_Record extracts_
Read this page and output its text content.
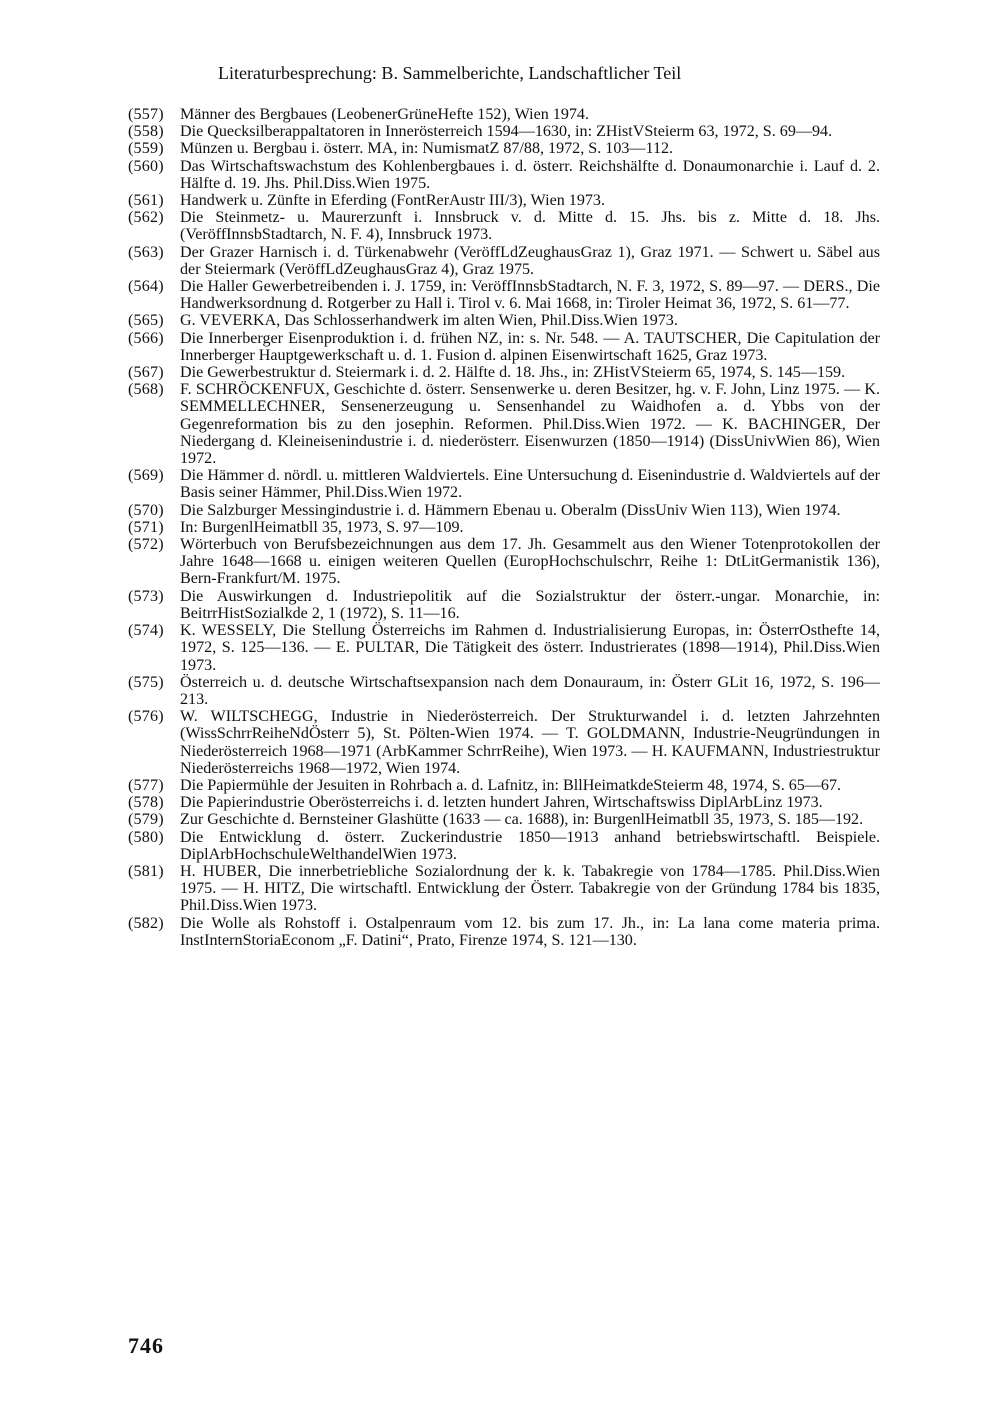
Literaturbesprechung: B. Sammelberichte, Landschaftlicher Teil
(557)	Männer des Bergbaues (LeobenerGrüneHefte 152), Wien 1974.
(558)	Die Quecksilberappaltatoren in Innerösterreich 1594—1630, in: ZHistVSteierm 63, 1972, S. 69—94.
(559)	Münzen u. Bergbau i. österr. MA, in: NumismatZ 87/88, 1972, S. 103—112.
(560)	Das Wirtschaftswachstum des Kohlenbergbaues i. d. österr. Reichshälfte d. Donaumonarchie i. Lauf d. 2. Hälfte d. 19. Jhs. Phil.Diss.Wien 1975.
(561)	Handwerk u. Zünfte in Eferding (FontRerAustr III/3), Wien 1973.
(562)	Die Steinmetz- u. Maurerzunft i. Innsbruck v. d. Mitte d. 15. Jhs. bis z. Mitte d. 18. Jhs. (VeröffInnsbStadtarch, N. F. 4), Innsbruck 1973.
(563)	Der Grazer Harnisch i. d. Türkenabwehr (VeröffLdZeughausGraz 1), Graz 1971. — Schwert u. Säbel aus der Steiermark (VeröffLdZeughausGraz 4), Graz 1975.
(564)	Die Haller Gewerbetreibenden i. J. 1759, in: VeröffInnsbStadtarch, N. F. 3, 1972, S. 89—97. — DERS., Die Handwerksordnung d. Rotgerber zu Hall i. Tirol v. 6. Mai 1668, in: Tiroler Heimat 36, 1972, S. 61—77.
(565)	G. VEVERKA, Das Schlosserhandwerk im alten Wien, Phil.Diss.Wien 1973.
(566)	Die Innerberger Eisenproduktion i. d. frühen NZ, in: s. Nr. 548. — A. TAUTSCHER, Die Capitulation der Innerberger Hauptgewerkschaft u. d. 1. Fusion d. alpinen Eisenwirtschaft 1625, Graz 1973.
(567)	Die Gewerbestruktur d. Steiermark i. d. 2. Hälfte d. 18. Jhs., in: ZHistVSteierm 65, 1974, S. 145—159.
(568)	F. SCHRÖCKENFUX, Geschichte d. österr. Sensenwerke u. deren Besitzer, hg. v. F. John, Linz 1975. — K. SEMMELLECHNER, Sensenerzeugung u. Sensenhandel zu Waidhofen a. d. Ybbs von der Gegenreformation bis zu den josephin. Reformen. Phil.Diss.Wien 1972. — K. BACHINGER, Der Niedergang d. Kleineisenindustrie i. d. niederösterr. Eisenwurzen (1850—1914) (DissUnivWien 86), Wien 1972.
(569)	Die Hämmer d. nördl. u. mittleren Waldviertels. Eine Untersuchung d. Eisenindustrie d. Waldviertels auf der Basis seiner Hämmer, Phil.Diss.Wien 1972.
(570)	Die Salzburger Messingindustrie i. d. Hämmern Ebenau u. Oberalm (DissUniv Wien 113), Wien 1974.
(571)	In: BurgenlHeimatbll 35, 1973, S. 97—109.
(572)	Wörterbuch von Berufsbezeichnungen aus dem 17. Jh. Gesammelt aus den Wiener Totenprotokollen der Jahre 1648—1668 u. einigen weiteren Quellen (EuropHochschulschrr, Reihe 1: DtLitGermanistik 136), Bern-Frankfurt/M. 1975.
(573)	Die Auswirkungen d. Industriepolitik auf die Sozialstruktur der österr.-ungar. Monarchie, in: BeitrrHistSozialkde 2, 1 (1972), S. 11—16.
(574)	K. WESSELY, Die Stellung Österreichs im Rahmen d. Industrialisierung Europas, in: ÖsterrOsthefte 14, 1972, S. 125—136. — E. PULTAR, Die Tätigkeit des österr. Industrierates (1898—1914), Phil.Diss.Wien 1973.
(575)	Österreich u. d. deutsche Wirtschaftsexpansion nach dem Donauraum, in: Österr GLit 16, 1972, S. 196—213.
(576)	W. WILTSCHEGG, Industrie in Niederösterreich. Der Strukturwandel i. d. letzten Jahrzehnten (WissSchrrReiheNdÖsterr 5), St. Pölten-Wien 1974. — T. GOLDMANN, Industrie-Neugründungen in Niederösterreich 1968—1971 (ArbKammer SchrrReihe), Wien 1973. — H. KAUFMANN, Industriestruktur Niederösterreichs 1968—1972, Wien 1974.
(577)	Die Papiermühle der Jesuiten in Rohrbach a. d. Lafnitz, in: BllHeimatkdeSteierm 48, 1974, S. 65—67.
(578)	Die Papierindustrie Oberösterreichs i. d. letzten hundert Jahren, Wirtschaftswiss DiplArbLinz 1973.
(579)	Zur Geschichte d. Bernsteiner Glashütte (1633 — ca. 1688), in: BurgenlHeimatbll 35, 1973, S. 185—192.
(580)	Die Entwicklung d. österr. Zuckerindustrie 1850—1913 anhand betriebswirtschaftl. Beispiele. DiplArbHochschuleWelthandelWien 1973.
(581)	H. HUBER, Die innerbetriebliche Sozialordnung der k. k. Tabakregie von 1784—1785. Phil.Diss.Wien 1975. — H. HITZ, Die wirtschaftl. Entwicklung der Österr. Tabakregie von der Gründung 1784 bis 1835, Phil.Diss.Wien 1973.
(582)	Die Wolle als Rohstoff i. Ostalpenraum vom 12. bis zum 17. Jh., in: La lana come materia prima. InstInternStoriaEconom „F. Datini“, Prato, Firenze 1974, S. 121—130.
746
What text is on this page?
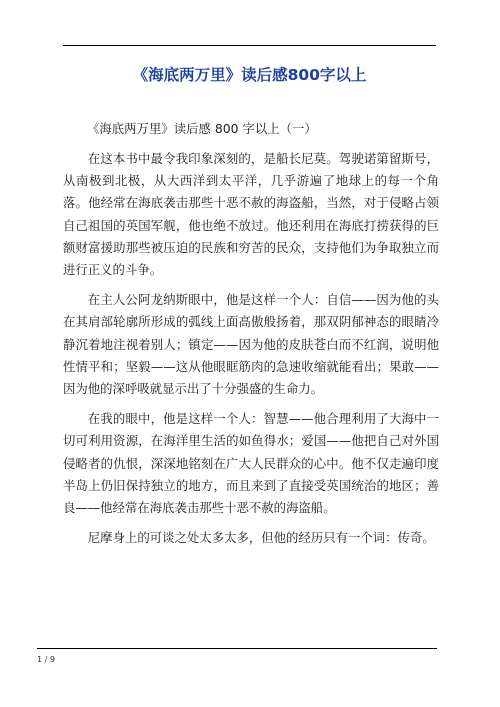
《海底两万里》读后感800字以上

《海底两万里》读后感 800 字以上（一）

在这本书中最令我印象深刻的，是船长尼莫。驾驶诺第留斯号，从南极到北极，从大西洋到太平洋，几乎游遍了地球上的每一个角落。他经常在海底袭击那些十恶不赦的海盗船，当然，对于侵略占领自己祖国的英国军舰，他也绝不放过。他还利用在海底打捞获得的巨额财富援助那些被压迫的民族和穷苦的民众，支持他们为争取独立而进行正义的斗争。

在主人公阿龙纳斯眼中，他是这样一个人：自信——因为他的头在其肩部轮廓所形成的弧线上面高傲般扬着，那双阴郁神态的眼睛冷静沉着地注视着别人；镇定——因为他的皮肤苍白而不红润，说明他性情平和；坚毅——这从他眼眶筋肉的急速收缩就能看出；果敢——因为他的深呼吸就显示出了十分强盛的生命力。

在我的眼中，他是这样一个人：智慧——他合理利用了大海中一切可利用资源，在海洋里生活的如鱼得水；爱国——他把自己对外国侵略者的仇恨，深深地铭刻在广大人民群众的心中。他不仅走遍印度半岛上仍旧保持独立的地方，而且来到了直接受英国统治的地区；善良——他经常在海底袭击那些十恶不赦的海盗船。

尼摩身上的可谈之处太多太多，但他的经历只有一个词：传奇。

1 / 9
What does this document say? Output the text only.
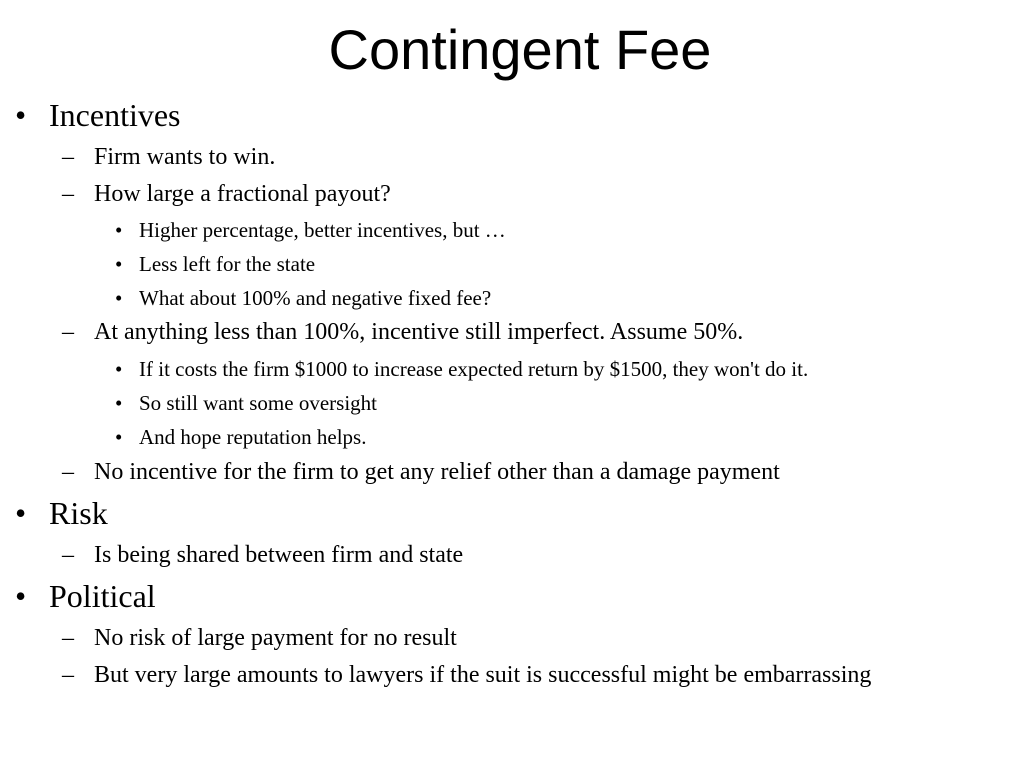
Contingent Fee
• Incentives
– Firm wants to win.
– How large a fractional payout?
• Higher percentage, better incentives, but …
• Less left for the state
• What about 100% and negative fixed fee?
– At anything less than 100%, incentive still imperfect. Assume 50%.
• If it costs the firm $1000 to increase expected return by $1500, they won't do it.
• So still want some oversight
• And hope reputation helps.
– No incentive for the firm to get any relief other than a damage payment
• Risk
– Is being shared between firm and state
• Political
– No risk of large payment for no result
– But very large amounts to lawyers if the suit is successful might be embarrassing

_Prompt_
Copy verbatim the span that opens at the line with "What does this" and closes at the final line of the listing. Do not carry over any pictures.

_Answer in full_
What does this document say? Output the text only.
Contingent Fee
• Incentives
– Firm wants to win.
– How large a fractional payout?
• Higher percentage, better incentives, but …
• Less left for the state
• What about 100% and negative fixed fee?
– At anything less than 100%, incentive still imperfect. Assume 50%.
• If it costs the firm $1000 to increase expected return by $1500, they won't do it.
• So still want some oversight
• And hope reputation helps.
– No incentive for the firm to get any relief other than a damage payment
• Risk
– Is being shared between firm and state
• Political
– No risk of large payment for no result
– But very large amounts to lawyers if the suit is successful might be embarrassing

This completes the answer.